* BEGIN Dataset excerpts *

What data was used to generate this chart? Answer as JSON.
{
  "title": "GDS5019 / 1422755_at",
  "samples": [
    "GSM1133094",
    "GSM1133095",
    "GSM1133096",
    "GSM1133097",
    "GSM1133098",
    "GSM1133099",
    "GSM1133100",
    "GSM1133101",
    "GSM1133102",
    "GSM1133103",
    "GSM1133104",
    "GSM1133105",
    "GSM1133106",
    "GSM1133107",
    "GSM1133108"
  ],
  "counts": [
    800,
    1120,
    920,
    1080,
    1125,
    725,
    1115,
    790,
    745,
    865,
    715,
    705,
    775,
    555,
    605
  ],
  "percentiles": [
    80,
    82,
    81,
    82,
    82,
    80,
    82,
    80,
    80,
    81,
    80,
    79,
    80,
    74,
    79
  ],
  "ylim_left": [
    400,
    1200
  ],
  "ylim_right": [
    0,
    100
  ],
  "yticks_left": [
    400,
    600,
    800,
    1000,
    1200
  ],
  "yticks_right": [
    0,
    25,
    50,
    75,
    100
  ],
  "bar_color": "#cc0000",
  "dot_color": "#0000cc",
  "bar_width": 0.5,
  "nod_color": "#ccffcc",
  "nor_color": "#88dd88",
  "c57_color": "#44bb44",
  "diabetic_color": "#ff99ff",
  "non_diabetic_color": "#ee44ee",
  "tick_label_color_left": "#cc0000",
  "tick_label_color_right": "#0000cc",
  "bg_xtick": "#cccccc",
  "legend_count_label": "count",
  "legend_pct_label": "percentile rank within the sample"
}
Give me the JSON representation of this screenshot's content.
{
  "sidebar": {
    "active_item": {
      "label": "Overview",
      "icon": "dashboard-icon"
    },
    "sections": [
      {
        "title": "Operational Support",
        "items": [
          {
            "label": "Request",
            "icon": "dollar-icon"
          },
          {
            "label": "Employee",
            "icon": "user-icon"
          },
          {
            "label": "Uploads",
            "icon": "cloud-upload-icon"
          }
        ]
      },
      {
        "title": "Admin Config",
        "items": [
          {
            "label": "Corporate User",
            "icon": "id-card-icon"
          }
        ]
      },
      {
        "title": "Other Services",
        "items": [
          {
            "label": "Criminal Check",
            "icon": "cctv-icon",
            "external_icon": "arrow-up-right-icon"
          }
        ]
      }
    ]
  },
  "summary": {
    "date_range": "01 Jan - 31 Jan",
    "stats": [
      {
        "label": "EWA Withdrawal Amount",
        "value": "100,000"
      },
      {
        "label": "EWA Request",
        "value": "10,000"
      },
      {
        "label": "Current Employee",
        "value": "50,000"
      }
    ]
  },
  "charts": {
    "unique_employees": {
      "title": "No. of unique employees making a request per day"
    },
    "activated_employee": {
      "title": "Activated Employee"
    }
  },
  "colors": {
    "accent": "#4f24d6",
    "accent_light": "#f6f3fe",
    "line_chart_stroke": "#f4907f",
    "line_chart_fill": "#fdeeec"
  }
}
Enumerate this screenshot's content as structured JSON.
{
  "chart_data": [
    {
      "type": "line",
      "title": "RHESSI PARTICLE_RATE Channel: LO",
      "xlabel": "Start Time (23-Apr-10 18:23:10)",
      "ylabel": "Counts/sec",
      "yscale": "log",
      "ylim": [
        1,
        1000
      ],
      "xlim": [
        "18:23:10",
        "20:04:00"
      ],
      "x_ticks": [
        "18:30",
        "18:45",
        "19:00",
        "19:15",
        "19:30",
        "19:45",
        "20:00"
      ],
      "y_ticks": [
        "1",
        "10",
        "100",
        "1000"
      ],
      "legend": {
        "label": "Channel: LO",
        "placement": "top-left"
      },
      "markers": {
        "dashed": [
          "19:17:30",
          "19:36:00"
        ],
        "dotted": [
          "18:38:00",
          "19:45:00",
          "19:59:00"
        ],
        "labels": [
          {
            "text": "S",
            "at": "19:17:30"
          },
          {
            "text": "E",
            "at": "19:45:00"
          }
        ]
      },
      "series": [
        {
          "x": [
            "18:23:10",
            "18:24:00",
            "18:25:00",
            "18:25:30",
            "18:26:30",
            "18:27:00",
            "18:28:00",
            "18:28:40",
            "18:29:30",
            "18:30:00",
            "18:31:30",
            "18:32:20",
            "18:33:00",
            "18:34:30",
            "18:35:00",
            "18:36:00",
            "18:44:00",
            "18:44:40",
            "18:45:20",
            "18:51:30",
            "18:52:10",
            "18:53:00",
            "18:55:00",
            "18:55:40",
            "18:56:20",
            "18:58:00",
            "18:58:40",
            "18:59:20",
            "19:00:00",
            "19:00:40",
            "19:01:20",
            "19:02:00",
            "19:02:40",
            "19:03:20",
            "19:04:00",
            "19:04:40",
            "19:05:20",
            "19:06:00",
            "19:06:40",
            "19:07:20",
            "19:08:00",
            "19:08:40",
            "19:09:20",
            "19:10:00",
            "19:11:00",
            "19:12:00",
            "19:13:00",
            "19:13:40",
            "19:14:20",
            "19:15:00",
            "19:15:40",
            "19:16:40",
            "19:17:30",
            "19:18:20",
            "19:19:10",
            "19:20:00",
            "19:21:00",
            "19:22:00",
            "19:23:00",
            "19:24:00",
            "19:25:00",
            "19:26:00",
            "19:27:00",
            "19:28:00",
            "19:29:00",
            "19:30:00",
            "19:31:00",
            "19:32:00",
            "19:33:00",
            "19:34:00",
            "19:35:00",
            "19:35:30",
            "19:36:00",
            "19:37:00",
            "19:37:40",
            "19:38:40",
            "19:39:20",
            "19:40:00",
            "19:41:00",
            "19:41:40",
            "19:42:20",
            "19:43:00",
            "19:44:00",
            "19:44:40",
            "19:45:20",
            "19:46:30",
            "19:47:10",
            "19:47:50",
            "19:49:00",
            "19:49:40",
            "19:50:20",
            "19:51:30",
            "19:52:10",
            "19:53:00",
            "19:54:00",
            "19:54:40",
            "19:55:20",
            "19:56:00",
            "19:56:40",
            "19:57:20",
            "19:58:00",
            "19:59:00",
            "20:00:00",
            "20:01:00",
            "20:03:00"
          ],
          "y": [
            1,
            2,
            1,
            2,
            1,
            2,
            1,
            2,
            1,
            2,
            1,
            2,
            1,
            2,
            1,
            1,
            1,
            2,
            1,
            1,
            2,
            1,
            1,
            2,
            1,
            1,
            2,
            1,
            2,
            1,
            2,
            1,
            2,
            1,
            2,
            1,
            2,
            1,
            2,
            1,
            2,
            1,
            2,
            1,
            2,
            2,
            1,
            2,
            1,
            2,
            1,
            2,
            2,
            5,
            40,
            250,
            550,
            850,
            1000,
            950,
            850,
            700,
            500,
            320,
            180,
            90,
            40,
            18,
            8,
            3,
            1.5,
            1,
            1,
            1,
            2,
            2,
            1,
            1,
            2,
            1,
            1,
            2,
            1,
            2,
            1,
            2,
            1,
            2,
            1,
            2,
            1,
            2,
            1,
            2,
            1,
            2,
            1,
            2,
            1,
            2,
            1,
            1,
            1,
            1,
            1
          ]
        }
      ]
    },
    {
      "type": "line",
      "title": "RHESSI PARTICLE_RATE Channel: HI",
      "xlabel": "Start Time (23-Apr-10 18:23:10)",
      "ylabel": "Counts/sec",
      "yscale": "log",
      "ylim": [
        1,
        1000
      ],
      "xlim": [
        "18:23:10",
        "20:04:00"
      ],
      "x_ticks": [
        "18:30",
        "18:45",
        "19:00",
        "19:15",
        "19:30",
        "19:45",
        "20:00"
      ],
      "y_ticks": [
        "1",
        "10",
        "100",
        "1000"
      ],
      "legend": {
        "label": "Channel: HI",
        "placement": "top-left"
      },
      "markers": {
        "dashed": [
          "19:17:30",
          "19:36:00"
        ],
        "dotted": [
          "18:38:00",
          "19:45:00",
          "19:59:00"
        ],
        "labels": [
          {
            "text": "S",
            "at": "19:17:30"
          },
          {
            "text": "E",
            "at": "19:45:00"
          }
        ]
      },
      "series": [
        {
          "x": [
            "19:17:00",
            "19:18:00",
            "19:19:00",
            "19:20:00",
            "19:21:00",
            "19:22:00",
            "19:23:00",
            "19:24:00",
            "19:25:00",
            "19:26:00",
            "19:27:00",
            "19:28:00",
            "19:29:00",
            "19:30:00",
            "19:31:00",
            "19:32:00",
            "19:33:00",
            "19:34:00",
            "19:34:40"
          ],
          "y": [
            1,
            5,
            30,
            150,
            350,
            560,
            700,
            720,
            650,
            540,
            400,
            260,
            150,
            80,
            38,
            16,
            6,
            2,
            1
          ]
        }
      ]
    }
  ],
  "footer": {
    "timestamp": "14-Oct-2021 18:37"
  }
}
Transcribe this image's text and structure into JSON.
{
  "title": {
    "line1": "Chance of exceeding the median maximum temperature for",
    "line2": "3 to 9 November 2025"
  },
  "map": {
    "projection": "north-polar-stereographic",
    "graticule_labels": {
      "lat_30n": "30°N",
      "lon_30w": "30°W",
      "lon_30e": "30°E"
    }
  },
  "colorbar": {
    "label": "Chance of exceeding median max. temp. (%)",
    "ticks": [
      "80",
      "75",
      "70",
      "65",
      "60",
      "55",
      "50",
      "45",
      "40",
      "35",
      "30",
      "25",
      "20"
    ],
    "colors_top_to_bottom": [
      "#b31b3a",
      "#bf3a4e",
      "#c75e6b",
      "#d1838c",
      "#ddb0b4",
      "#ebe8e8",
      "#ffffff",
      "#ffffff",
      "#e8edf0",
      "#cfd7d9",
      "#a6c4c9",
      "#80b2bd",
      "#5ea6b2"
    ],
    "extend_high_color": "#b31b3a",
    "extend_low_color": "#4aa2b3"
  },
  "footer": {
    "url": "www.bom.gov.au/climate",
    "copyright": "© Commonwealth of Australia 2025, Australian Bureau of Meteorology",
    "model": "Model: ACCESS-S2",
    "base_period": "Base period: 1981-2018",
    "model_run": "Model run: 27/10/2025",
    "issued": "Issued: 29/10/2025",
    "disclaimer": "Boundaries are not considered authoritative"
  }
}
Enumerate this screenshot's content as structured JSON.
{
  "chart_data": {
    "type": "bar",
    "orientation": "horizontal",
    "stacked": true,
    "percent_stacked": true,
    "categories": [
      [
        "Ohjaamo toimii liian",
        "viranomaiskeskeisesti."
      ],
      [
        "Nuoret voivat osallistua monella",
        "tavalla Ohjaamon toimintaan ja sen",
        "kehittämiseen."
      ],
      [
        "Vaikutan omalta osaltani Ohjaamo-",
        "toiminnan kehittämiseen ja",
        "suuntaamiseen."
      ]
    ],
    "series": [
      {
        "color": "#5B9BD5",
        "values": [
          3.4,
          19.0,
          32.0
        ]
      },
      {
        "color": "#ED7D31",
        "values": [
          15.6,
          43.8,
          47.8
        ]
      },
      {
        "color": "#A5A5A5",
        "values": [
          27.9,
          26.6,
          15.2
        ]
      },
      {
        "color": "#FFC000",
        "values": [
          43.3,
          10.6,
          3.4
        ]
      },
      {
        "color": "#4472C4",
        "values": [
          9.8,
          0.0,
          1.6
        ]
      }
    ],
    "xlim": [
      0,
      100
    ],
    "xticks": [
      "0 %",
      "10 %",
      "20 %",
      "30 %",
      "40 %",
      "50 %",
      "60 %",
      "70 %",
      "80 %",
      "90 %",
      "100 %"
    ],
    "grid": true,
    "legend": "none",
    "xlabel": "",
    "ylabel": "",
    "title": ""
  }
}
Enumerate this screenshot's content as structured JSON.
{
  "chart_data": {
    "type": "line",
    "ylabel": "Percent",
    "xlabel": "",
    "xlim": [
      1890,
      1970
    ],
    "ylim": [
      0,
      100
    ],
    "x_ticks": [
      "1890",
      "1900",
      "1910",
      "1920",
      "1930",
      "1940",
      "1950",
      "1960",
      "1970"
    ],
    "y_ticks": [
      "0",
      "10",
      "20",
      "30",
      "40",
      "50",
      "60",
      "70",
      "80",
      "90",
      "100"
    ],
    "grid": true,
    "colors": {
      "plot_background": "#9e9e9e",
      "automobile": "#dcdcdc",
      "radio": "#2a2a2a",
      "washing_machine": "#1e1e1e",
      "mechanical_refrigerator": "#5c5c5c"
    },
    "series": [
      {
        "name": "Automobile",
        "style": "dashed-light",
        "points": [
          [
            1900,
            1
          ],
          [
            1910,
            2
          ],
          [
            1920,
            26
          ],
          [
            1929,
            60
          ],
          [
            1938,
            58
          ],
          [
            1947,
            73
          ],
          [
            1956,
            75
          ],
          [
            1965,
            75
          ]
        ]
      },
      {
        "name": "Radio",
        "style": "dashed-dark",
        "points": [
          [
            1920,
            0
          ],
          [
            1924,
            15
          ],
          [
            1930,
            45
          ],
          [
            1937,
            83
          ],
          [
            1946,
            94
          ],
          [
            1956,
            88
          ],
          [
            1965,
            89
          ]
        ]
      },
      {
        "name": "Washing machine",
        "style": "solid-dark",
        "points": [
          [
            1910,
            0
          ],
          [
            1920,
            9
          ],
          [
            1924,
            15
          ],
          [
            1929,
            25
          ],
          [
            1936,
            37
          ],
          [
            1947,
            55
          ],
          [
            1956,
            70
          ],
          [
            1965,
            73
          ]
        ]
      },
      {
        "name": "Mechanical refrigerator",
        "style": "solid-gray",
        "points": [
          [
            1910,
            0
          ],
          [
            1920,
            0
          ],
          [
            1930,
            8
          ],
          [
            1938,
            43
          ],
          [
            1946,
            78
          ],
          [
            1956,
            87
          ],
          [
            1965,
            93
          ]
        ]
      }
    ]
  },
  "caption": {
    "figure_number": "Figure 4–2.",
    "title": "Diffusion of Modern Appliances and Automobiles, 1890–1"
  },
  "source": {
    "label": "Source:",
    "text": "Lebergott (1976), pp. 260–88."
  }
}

* END Dataset excerpts *

Task statement: Take every line from the records above that has the word "Model" and copy it.

Output of the exercise:
    "model": "Model: ACCESS-S2",
    "model_run": "Model run: 27/10/2025",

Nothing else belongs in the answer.